Return the listing below in full, with every line exactly as it is.
------------------------------------
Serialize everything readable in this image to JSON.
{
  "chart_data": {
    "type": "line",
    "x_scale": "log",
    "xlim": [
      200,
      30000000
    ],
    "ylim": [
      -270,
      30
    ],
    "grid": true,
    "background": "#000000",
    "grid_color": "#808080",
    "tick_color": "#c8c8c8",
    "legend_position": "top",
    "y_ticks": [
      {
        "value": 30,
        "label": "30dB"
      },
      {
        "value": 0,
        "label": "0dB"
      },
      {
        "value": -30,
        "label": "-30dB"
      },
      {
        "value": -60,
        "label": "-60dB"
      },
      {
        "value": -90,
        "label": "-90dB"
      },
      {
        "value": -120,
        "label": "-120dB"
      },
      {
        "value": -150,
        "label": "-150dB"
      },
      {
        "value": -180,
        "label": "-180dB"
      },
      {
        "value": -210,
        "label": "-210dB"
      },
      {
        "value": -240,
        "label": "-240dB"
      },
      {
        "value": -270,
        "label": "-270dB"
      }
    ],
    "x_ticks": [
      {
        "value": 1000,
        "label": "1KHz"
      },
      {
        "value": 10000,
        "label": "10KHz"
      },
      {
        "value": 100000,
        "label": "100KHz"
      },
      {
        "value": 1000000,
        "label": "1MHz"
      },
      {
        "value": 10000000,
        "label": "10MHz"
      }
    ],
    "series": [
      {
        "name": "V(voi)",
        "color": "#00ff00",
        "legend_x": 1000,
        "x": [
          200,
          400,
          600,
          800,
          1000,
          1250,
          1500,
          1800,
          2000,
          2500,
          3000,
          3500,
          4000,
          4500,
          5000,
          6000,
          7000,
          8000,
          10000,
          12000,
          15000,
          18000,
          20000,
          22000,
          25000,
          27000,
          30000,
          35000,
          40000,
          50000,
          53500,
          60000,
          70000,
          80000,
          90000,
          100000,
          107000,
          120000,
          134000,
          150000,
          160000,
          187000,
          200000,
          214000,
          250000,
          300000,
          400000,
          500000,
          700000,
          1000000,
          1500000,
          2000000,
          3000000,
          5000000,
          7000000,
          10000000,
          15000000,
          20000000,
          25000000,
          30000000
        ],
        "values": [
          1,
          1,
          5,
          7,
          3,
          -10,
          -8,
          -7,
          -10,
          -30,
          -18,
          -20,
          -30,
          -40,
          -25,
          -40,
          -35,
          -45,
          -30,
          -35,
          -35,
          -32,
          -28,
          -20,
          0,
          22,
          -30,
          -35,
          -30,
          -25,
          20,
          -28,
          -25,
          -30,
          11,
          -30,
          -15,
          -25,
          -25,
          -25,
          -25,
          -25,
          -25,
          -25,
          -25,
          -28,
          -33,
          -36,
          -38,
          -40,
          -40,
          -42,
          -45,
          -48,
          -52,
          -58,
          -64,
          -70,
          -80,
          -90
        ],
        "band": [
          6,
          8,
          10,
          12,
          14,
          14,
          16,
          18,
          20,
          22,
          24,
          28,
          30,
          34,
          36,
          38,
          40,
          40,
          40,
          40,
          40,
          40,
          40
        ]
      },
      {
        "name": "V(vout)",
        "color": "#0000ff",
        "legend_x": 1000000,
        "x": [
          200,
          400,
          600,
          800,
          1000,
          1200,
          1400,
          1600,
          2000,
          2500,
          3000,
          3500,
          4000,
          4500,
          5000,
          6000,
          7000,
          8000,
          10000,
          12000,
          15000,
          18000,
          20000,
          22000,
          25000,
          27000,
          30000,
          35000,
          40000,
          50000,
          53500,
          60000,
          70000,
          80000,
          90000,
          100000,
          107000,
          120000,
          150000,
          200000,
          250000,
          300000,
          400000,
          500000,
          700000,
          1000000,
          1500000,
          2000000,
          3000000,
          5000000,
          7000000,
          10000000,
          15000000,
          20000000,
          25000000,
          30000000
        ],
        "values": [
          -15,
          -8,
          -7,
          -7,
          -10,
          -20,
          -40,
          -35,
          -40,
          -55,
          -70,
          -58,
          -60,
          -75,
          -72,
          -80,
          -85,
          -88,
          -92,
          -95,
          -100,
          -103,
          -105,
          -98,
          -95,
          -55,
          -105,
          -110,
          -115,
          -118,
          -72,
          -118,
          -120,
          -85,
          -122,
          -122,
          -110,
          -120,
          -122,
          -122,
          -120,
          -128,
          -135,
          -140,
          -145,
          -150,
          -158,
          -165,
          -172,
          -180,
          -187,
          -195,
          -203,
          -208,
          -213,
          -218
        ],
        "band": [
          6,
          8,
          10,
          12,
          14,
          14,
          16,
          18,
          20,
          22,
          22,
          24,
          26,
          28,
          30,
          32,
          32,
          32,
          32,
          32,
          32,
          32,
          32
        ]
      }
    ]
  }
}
------------------------------------
▶ **REPLY TO THE EXERCISE**
Serialize everything readable in this image to JSON.
{
  "chart_data": {
    "type": "line",
    "x_scale": "log",
    "xlim": [
      200,
      30000000
    ],
    "ylim": [
      -270,
      30
    ],
    "grid": true,
    "background": "#000000",
    "grid_color": "#808080",
    "tick_color": "#c8c8c8",
    "legend_position": "top",
    "y_ticks": [
      {
        "value": 30,
        "label": "30dB"
      },
      {
        "value": 0,
        "label": "0dB"
      },
      {
        "value": -30,
        "label": "-30dB"
      },
      {
        "value": -60,
        "label": "-60dB"
      },
      {
        "value": -90,
        "label": "-90dB"
      },
      {
        "value": -120,
        "label": "-120dB"
      },
      {
        "value": -150,
        "label": "-150dB"
      },
      {
        "value": -180,
        "label": "-180dB"
      },
      {
        "value": -210,
        "label": "-210dB"
      },
      {
        "value": -240,
        "label": "-240dB"
      },
      {
        "value": -270,
        "label": "-270dB"
      }
    ],
    "x_ticks": [
      {
        "value": 1000,
        "label": "1KHz"
      },
      {
        "value": 10000,
        "label": "10KHz"
      },
      {
        "value": 100000,
        "label": "100KHz"
      },
      {
        "value": 1000000,
        "label": "1MHz"
      },
      {
        "value": 10000000,
        "label": "10MHz"
      }
    ],
    "series": [
      {
        "name": "V(voi)",
        "color": "#00ff00",
        "legend_x": 1000,
        "x": [
          200,
          400,
          600,
          800,
          1000,
          1250,
          1500,
          1800,
          2000,
          2500,
          3000,
          3500,
          4000,
          4500,
          5000,
          6000,
          7000,
          8000,
          10000,
          12000,
          15000,
          18000,
          20000,
          22000,
          25000,
          27000,
          30000,
          35000,
          40000,
          50000,
          53500,
          60000,
          70000,
          80000,
          90000,
          100000,
          107000,
          120000,
          134000,
          150000,
          160000,
          187000,
          200000,
          214000,
          250000,
          300000,
          400000,
          500000,
          700000,
          1000000,
          1500000,
          2000000,
          3000000,
          5000000,
          7000000,
          10000000,
          15000000,
          20000000,
          25000000,
          30000000
        ],
        "values": [
          1,
          1,
          5,
          7,
          3,
          -10,
          -8,
          -7,
          -10,
          -30,
          -18,
          -20,
          -30,
          -40,
          -25,
          -40,
          -35,
          -45,
          -30,
          -35,
          -35,
          -32,
          -28,
          -20,
          0,
          22,
          -30,
          -35,
          -30,
          -25,
          20,
          -28,
          -25,
          -30,
          11,
          -30,
          -15,
          -25,
          -25,
          -25,
          -25,
          -25,
          -25,
          -25,
          -25,
          -28,
          -33,
          -36,
          -38,
          -40,
          -40,
          -42,
          -45,
          -48,
          -52,
          -58,
          -64,
          -70,
          -80,
          -90
        ],
        "band": [
          6,
          8,
          10,
          12,
          14,
          14,
          16,
          18,
          20,
          22,
          24,
          28,
          30,
          34,
          36,
          38,
          40,
          40,
          40,
          40,
          40,
          40,
          40
        ]
      },
      {
        "name": "V(vout)",
        "color": "#0000ff",
        "legend_x": 1000000,
        "x": [
          200,
          400,
          600,
          800,
          1000,
          1200,
          1400,
          1600,
          2000,
          2500,
          3000,
          3500,
          4000,
          4500,
          5000,
          6000,
          7000,
          8000,
          10000,
          12000,
          15000,
          18000,
          20000,
          22000,
          25000,
          27000,
          30000,
          35000,
          40000,
          50000,
          53500,
          60000,
          70000,
          80000,
          90000,
          100000,
          107000,
          120000,
          150000,
          200000,
          250000,
          300000,
          400000,
          500000,
          700000,
          1000000,
          1500000,
          2000000,
          3000000,
          5000000,
          7000000,
          10000000,
          15000000,
          20000000,
          25000000,
          30000000
        ],
        "values": [
          -15,
          -8,
          -7,
          -7,
          -10,
          -20,
          -40,
          -35,
          -40,
          -55,
          -70,
          -58,
          -60,
          -75,
          -72,
          -80,
          -85,
          -88,
          -92,
          -95,
          -100,
          -103,
          -105,
          -98,
          -95,
          -55,
          -105,
          -110,
          -115,
          -118,
          -72,
          -118,
          -120,
          -85,
          -122,
          -122,
          -110,
          -120,
          -122,
          -122,
          -120,
          -128,
          -135,
          -140,
          -145,
          -150,
          -158,
          -165,
          -172,
          -180,
          -187,
          -195,
          -203,
          -208,
          -213,
          -218
        ],
        "band": [
          6,
          8,
          10,
          12,
          14,
          14,
          16,
          18,
          20,
          22,
          22,
          24,
          26,
          28,
          30,
          32,
          32,
          32,
          32,
          32,
          32,
          32,
          32
        ]
      }
    ]
  }
}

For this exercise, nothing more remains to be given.